### [SOURCE EXTRACT]
▬▬▬▬▬▬

Example 2: Custom Tool — Fetch Current Time
Add a new tool to `tools.py`:
import datetime
def current_time(format_string: str = "%Y-%m-%d %H:%M:%S") -> str:
"""Return the current date and time. Optionally specify a format."""
return datetime.datetime.now().strftime(format_string)Then register it in `agent.py`:
from tools import current_time
tools.append(
Tool(
name="CurrentTime",
func=current_time,
description="Returns the current date and time. Input format is optional."
)
)Now you can ask: "What time is it right now?" and the agent will call the tool.
Example 3: Using with a Different Local LLM
To switch to Llama 3.1, simply change the model name in `agent.py`:
llm = ChatOllama(
model="llama3.1",
temperature=0.7
)Remember to pull the model first with `ollama pull llama3.1`.
How the Agent Works Under the Hood
The agent uses the **ReAct** (Reasoning + Acting) pattern. When you send a query, the LLM:
1. **Thinks** about what tool to use and why. 2. **Acts** by calling the tool with the appropriate input. 3. **Observes** the output from the tool. 4. **Repeats** until it has enough information to answer.
This is visible in the verbose output. For example, you might see:
> Entering new AgentExecutor chain...

▬▬▬▬▬▬

### [ASSIGNMENT]
Reproduce the part of the local agent tutorial between "How the Agent" and "new AgentExecutor chain...", inclusive.

▬▬▬▬▬▬

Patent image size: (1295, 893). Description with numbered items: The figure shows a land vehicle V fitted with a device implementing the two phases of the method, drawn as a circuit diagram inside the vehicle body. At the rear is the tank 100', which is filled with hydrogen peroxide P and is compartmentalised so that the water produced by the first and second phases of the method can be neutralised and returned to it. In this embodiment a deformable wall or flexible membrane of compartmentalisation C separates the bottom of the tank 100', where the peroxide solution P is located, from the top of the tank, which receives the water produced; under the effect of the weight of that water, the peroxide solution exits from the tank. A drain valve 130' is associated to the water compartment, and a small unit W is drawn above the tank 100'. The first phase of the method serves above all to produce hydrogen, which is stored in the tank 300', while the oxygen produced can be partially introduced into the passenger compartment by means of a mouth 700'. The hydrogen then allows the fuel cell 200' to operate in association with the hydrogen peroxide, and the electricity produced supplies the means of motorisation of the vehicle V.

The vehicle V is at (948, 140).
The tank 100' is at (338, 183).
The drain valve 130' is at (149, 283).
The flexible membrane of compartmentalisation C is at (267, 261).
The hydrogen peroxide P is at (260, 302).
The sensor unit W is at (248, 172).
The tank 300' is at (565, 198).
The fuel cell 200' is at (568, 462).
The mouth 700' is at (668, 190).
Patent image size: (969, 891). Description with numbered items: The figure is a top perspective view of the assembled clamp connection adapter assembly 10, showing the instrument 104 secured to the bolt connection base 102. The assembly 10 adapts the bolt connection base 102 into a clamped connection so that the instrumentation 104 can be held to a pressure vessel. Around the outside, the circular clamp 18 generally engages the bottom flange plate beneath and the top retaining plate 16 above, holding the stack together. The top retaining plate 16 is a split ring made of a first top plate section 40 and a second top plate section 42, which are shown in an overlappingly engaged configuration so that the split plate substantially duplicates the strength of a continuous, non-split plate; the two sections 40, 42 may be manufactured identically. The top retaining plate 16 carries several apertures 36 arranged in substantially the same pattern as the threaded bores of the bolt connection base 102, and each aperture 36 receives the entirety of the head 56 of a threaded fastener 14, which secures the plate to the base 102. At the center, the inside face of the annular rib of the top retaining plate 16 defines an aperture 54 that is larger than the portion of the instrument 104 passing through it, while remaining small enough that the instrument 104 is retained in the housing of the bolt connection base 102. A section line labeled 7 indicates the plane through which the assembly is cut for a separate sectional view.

▬▬▬▬▬▬

### [EXPECTED ANSWER]
How the Agent Works Under the Hood
The agent uses the **ReAct** (Reasoning + Acting) pattern. When you send a query, the LLM:
1. **Thinks** about what tool to use and why. 2. **Acts** by calling the tool with the appropriate input. 3. **Observes** the output from the tool. 4. **Repeats** until it has enough information to answer.
This is visible in the verbose output. For example, you might see:
> Entering new AgentExecutor chain...